• **DIRECTIONS**
Work through the listing below and count the lines that hold "name". Answer with the number alone.

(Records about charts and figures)
◆ ◆ ◆

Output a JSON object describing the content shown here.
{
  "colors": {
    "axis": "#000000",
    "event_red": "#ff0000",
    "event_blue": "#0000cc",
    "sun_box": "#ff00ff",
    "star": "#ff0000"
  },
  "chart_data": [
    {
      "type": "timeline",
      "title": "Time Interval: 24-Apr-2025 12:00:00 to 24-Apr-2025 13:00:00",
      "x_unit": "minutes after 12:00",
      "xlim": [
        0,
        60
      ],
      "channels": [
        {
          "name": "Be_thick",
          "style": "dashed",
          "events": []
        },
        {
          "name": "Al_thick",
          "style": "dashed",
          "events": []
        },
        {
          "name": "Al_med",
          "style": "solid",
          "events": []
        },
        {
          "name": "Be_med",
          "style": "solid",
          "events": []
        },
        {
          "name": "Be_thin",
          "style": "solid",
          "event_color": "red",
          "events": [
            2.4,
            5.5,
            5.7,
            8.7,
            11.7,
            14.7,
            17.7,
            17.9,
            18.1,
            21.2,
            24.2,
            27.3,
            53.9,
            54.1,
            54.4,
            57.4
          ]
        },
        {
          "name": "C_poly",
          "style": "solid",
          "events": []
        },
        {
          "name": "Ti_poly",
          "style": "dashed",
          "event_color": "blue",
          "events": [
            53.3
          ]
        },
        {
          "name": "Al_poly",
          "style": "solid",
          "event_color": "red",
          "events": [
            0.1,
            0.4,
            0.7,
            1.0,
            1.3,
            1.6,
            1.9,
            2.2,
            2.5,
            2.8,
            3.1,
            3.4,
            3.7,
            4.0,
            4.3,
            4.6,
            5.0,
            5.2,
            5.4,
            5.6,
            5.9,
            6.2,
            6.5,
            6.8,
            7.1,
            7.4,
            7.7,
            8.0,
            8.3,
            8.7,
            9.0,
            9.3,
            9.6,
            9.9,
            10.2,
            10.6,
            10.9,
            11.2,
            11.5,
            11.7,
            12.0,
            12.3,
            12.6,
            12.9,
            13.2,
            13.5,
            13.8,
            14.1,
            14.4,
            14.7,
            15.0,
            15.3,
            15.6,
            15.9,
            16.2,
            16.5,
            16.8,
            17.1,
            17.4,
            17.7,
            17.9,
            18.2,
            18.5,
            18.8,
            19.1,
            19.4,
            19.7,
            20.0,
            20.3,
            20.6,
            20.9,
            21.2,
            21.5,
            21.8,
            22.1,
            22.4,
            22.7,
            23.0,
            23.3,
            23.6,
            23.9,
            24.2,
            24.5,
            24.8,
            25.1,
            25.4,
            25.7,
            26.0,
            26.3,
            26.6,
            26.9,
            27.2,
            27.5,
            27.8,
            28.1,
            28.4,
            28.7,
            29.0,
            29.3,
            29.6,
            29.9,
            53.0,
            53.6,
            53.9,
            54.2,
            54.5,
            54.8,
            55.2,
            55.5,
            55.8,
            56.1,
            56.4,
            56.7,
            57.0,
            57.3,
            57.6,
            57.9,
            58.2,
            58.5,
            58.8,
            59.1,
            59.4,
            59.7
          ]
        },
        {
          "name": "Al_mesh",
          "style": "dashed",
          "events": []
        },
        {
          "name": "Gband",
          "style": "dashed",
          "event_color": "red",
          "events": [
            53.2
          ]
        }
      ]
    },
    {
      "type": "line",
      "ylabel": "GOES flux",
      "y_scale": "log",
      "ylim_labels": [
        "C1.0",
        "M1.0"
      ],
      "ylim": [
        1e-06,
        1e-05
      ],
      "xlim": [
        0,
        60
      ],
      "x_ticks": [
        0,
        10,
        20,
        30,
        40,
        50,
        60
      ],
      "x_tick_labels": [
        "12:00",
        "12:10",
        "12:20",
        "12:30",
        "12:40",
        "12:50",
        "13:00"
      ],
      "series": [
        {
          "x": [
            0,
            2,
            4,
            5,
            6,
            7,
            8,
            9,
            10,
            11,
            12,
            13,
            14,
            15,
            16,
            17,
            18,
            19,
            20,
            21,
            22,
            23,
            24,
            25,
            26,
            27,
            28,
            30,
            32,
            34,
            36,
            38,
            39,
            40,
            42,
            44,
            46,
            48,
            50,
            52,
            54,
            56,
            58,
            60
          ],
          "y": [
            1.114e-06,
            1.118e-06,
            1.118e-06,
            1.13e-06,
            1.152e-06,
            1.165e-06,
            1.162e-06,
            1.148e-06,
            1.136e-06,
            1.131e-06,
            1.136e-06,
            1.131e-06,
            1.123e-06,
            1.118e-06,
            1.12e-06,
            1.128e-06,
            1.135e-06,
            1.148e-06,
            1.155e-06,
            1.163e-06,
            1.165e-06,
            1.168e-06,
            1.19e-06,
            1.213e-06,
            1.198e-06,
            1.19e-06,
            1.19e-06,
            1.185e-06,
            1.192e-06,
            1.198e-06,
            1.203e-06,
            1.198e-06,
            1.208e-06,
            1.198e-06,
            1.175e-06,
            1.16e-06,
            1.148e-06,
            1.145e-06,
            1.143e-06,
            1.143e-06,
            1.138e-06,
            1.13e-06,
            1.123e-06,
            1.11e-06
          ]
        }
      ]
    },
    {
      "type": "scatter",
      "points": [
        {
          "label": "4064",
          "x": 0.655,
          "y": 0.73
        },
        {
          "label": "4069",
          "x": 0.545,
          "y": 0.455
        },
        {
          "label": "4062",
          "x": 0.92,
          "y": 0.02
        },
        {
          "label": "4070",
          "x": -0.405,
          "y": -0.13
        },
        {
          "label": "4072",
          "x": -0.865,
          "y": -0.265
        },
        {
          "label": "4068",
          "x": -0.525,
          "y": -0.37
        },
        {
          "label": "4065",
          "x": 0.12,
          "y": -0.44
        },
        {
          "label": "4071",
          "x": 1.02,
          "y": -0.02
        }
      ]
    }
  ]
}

◆ ◆ ◆

• **ANSWER TO THIS TASK**
10